*WHAT THE TASK REQUIRES*. All entries should be output exactly as they stand.

•••••

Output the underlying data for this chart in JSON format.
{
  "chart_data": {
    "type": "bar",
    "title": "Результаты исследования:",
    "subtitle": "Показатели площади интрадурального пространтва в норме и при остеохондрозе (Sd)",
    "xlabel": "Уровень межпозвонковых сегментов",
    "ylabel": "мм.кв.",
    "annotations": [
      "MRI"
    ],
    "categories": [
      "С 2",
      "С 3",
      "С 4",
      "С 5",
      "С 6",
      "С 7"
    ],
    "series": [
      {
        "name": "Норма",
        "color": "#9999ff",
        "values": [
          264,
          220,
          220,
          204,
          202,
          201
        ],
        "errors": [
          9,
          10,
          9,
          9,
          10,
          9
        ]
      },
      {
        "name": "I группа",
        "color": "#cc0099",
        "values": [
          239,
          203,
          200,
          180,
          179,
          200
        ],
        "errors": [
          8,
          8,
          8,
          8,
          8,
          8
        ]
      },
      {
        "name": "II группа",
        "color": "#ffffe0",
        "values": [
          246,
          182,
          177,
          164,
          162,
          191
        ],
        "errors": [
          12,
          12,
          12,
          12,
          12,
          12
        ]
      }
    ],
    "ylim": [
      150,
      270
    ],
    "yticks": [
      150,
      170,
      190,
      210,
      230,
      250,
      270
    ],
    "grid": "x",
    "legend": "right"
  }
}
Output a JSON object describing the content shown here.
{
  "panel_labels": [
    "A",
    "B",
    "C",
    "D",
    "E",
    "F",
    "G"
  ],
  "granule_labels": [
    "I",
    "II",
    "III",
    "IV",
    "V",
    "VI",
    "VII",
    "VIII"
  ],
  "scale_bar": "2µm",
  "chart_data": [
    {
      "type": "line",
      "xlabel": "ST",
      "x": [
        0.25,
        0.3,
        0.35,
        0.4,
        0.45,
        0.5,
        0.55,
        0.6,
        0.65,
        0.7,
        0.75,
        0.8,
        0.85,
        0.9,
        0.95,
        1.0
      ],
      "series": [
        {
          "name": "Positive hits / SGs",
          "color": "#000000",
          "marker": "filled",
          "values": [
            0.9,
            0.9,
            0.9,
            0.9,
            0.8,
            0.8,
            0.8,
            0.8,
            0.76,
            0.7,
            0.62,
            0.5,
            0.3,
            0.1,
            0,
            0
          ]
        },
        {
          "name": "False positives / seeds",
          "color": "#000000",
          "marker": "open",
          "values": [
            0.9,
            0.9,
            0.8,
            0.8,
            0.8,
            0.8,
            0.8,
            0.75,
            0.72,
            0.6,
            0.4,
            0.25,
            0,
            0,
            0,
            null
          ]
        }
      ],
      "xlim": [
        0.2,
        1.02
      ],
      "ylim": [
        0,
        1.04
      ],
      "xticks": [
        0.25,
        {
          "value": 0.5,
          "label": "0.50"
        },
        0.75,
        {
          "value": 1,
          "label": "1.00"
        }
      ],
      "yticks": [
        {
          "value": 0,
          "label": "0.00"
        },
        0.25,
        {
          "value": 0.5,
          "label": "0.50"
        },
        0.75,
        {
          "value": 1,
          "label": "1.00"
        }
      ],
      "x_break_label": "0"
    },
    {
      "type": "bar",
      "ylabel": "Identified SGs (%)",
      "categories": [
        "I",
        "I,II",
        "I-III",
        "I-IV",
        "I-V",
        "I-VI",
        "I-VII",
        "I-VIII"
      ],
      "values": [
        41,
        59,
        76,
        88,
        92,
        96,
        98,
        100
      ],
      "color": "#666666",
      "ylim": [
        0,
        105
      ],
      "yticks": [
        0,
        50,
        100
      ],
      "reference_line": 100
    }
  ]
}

•••••

*WRITTEN ANSWER*.
Output the underlying data for this chart in JSON format.
{
  "chart_data": {
    "type": "bar",
    "title": "Результаты исследования:",
    "subtitle": "Показатели площади интрадурального пространтва в норме и при остеохондрозе (Sd)",
    "xlabel": "Уровень межпозвонковых сегментов",
    "ylabel": "мм.кв.",
    "annotations": [
      "MRI"
    ],
    "categories": [
      "С 2",
      "С 3",
      "С 4",
      "С 5",
      "С 6",
      "С 7"
    ],
    "series": [
      {
        "name": "Норма",
        "color": "#9999ff",
        "values": [
          264,
          220,
          220,
          204,
          202,
          201
        ],
        "errors": [
          9,
          10,
          9,
          9,
          10,
          9
        ]
      },
      {
        "name": "I группа",
        "color": "#cc0099",
        "values": [
          239,
          203,
          200,
          180,
          179,
          200
        ],
        "errors": [
          8,
          8,
          8,
          8,
          8,
          8
        ]
      },
      {
        "name": "II группа",
        "color": "#ffffe0",
        "values": [
          246,
          182,
          177,
          164,
          162,
          191
        ],
        "errors": [
          12,
          12,
          12,
          12,
          12,
          12
        ]
      }
    ],
    "ylim": [
      150,
      270
    ],
    "yticks": [
      150,
      170,
      190,
      210,
      230,
      250,
      270
    ],
    "grid": "x",
    "legend": "right"
  }
}
Output a JSON object describing the content shown here.
{
  "panel_labels": [
    "A",
    "B",
    "C",
    "D",
    "E",
    "F",
    "G"
  ],
  "granule_labels": [
    "I",
    "II",
    "III",
    "IV",
    "V",
    "VI",
    "VII",
    "VIII"
  ],
  "scale_bar": "2µm",
  "chart_data": [
    {
      "type": "line",
      "xlabel": "ST",
      "x": [
        0.25,
        0.3,
        0.35,
        0.4,
        0.45,
        0.5,
        0.55,
        0.6,
        0.65,
        0.7,
        0.75,
        0.8,
        0.85,
        0.9,
        0.95,
        1.0
      ],
      "series": [
        {
          "name": "Positive hits / SGs",
          "color": "#000000",
          "marker": "filled",
          "values": [
            0.9,
            0.9,
            0.9,
            0.9,
            0.8,
            0.8,
            0.8,
            0.8,
            0.76,
            0.7,
            0.62,
            0.5,
            0.3,
            0.1,
            0,
            0
          ]
        },
        {
          "name": "False positives / seeds",
          "color": "#000000",
          "marker": "open",
          "values": [
            0.9,
            0.9,
            0.8,
            0.8,
            0.8,
            0.8,
            0.8,
            0.75,
            0.72,
            0.6,
            0.4,
            0.25,
            0,
            0,
            0,
            null
          ]
        }
      ],
      "xlim": [
        0.2,
        1.02
      ],
      "ylim": [
        0,
        1.04
      ],
      "xticks": [
        0.25,
        {
          "value": 0.5,
          "label": "0.50"
        },
        0.75,
        {
          "value": 1,
          "label": "1.00"
        }
      ],
      "yticks": [
        {
          "value": 0,
          "label": "0.00"
        },
        0.25,
        {
          "value": 0.5,
          "label": "0.50"
        },
        0.75,
        {
          "value": 1,
          "label": "1.00"
        }
      ],
      "x_break_label": "0"
    },
    {
      "type": "bar",
      "ylabel": "Identified SGs (%)",
      "categories": [
        "I",
        "I,II",
        "I-III",
        "I-IV",
        "I-V",
        "I-VI",
        "I-VII",
        "I-VIII"
      ],
      "values": [
        41,
        59,
        76,
        88,
        92,
        96,
        98,
        100
      ],
      "color": "#666666",
      "ylim": [
        0,
        105
      ],
      "yticks": [
        0,
        50,
        100
      ],
      "reference_line": 100
    }
  ]
}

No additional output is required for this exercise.